■ Task to carry out ■
Will you print the material below without altering a single character?
════════════════════
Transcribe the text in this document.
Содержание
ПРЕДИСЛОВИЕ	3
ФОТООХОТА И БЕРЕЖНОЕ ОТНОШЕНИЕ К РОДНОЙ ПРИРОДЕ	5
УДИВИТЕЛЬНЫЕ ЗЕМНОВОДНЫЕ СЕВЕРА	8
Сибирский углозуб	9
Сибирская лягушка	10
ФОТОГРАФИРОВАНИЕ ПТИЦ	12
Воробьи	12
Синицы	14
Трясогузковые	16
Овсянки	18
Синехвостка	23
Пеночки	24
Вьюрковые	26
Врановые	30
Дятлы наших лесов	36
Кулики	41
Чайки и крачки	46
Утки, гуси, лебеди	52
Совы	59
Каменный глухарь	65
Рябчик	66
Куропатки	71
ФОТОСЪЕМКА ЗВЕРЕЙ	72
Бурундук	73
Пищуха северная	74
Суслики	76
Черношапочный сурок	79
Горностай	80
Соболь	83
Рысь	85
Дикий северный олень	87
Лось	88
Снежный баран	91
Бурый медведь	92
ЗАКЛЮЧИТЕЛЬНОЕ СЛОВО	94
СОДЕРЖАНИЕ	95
════════════════════
■ Correct output ■
Transcribe the text in this document.
Содержание
ПРЕДИСЛОВИЕ	3
ФОТООХОТА И БЕРЕЖНОЕ ОТНОШЕНИЕ К РОДНОЙ ПРИРОДЕ	5
УДИВИТЕЛЬНЫЕ ЗЕМНОВОДНЫЕ СЕВЕРА	8
Сибирский углозуб	9
Сибирская лягушка	10
ФОТОГРАФИРОВАНИЕ ПТИЦ	12
Воробьи	12
Синицы	14
Трясогузковые	16
Овсянки	18
Синехвостка	23
Пеночки	24
Вьюрковые	26
Врановые	30
Дятлы наших лесов	36
Кулики	41
Чайки и крачки	46
Утки, гуси, лебеди	52
Совы	59
Каменный глухарь	65
Рябчик	66
Куропатки	71
ФОТОСЪЕМКА ЗВЕРЕЙ	72
Бурундук	73
Пищуха северная	74
Суслики	76
Черношапочный сурок	79
Горностай	80
Соболь	83
Рысь	85
Дикий северный олень	87
Лось	88
Снежный баран	91
Бурый медведь	92
ЗАКЛЮЧИТЕЛЬНОЕ СЛОВО	94
СОДЕРЖАНИЕ	95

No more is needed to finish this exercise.